▶ **Data extract**

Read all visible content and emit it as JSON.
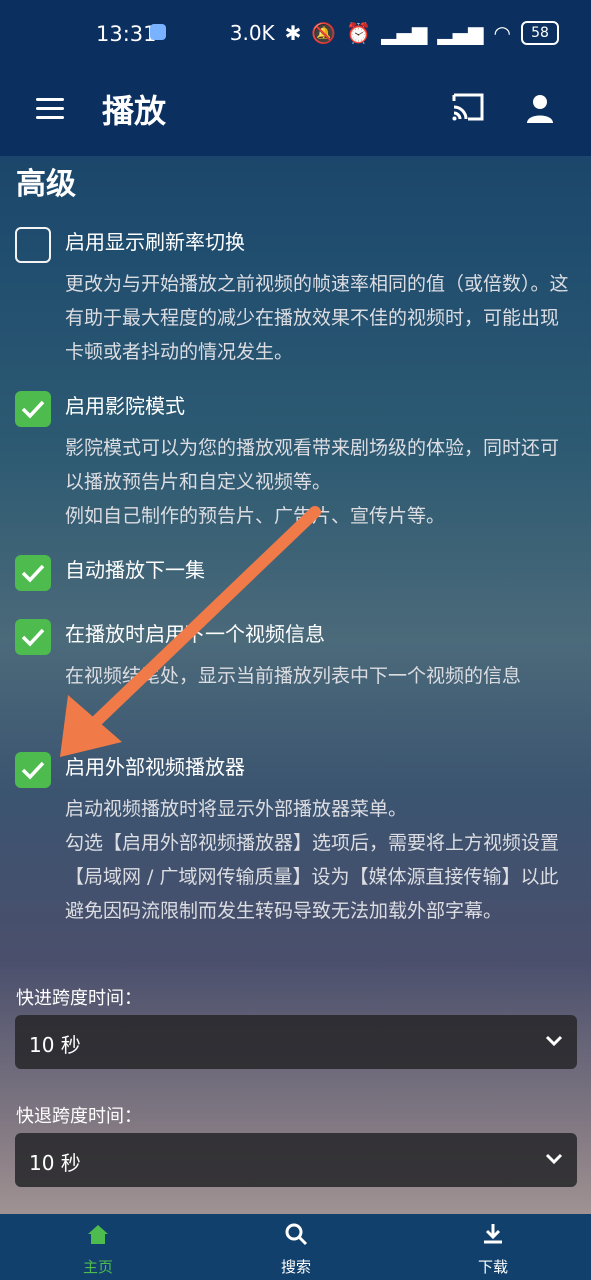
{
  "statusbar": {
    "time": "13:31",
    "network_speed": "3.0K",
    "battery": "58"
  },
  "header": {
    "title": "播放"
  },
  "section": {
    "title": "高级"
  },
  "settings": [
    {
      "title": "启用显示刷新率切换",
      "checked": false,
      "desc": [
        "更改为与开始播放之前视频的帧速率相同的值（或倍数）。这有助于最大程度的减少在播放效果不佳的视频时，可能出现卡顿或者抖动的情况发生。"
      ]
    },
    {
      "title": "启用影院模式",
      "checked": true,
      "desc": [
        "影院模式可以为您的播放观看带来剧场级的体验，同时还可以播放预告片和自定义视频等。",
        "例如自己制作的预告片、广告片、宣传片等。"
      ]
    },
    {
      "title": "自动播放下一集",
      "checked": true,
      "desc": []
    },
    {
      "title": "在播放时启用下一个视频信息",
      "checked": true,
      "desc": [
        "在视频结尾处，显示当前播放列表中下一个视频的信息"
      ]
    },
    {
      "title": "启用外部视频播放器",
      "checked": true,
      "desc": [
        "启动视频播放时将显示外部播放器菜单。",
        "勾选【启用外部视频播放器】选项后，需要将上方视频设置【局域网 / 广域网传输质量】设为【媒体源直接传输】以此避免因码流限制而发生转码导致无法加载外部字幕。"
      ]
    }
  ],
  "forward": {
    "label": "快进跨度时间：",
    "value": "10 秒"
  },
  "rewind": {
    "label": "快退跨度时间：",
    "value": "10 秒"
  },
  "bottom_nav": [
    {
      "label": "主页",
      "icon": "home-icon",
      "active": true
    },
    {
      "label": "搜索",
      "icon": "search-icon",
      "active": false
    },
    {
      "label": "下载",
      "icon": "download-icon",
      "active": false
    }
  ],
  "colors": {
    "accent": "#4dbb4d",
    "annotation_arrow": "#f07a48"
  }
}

==

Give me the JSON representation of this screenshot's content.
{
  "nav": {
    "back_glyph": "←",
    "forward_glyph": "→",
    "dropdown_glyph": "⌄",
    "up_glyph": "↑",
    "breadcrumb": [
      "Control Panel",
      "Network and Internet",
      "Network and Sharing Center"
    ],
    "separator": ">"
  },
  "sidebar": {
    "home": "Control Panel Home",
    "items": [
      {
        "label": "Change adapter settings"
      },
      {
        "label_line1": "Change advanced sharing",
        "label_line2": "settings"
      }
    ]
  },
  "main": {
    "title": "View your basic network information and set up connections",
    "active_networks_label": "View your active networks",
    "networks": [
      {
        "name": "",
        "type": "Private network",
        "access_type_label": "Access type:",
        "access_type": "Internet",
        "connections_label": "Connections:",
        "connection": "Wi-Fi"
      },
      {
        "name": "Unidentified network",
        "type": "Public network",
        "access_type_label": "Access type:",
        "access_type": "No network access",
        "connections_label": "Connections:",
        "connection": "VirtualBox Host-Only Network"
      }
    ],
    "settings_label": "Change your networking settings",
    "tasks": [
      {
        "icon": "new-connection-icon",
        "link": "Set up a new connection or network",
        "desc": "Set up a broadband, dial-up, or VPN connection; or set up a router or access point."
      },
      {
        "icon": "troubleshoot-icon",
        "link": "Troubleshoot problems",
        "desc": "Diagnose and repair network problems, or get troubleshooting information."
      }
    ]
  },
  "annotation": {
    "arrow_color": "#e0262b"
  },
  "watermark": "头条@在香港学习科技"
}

▶ **Aim of the exercise**
Find every line that has "information" in it, then return those lines.

▶ **Problem solution**
    "title": "View your basic network information and set up connections",
        "desc": "Diagnose and repair network problems, or get troubleshooting information."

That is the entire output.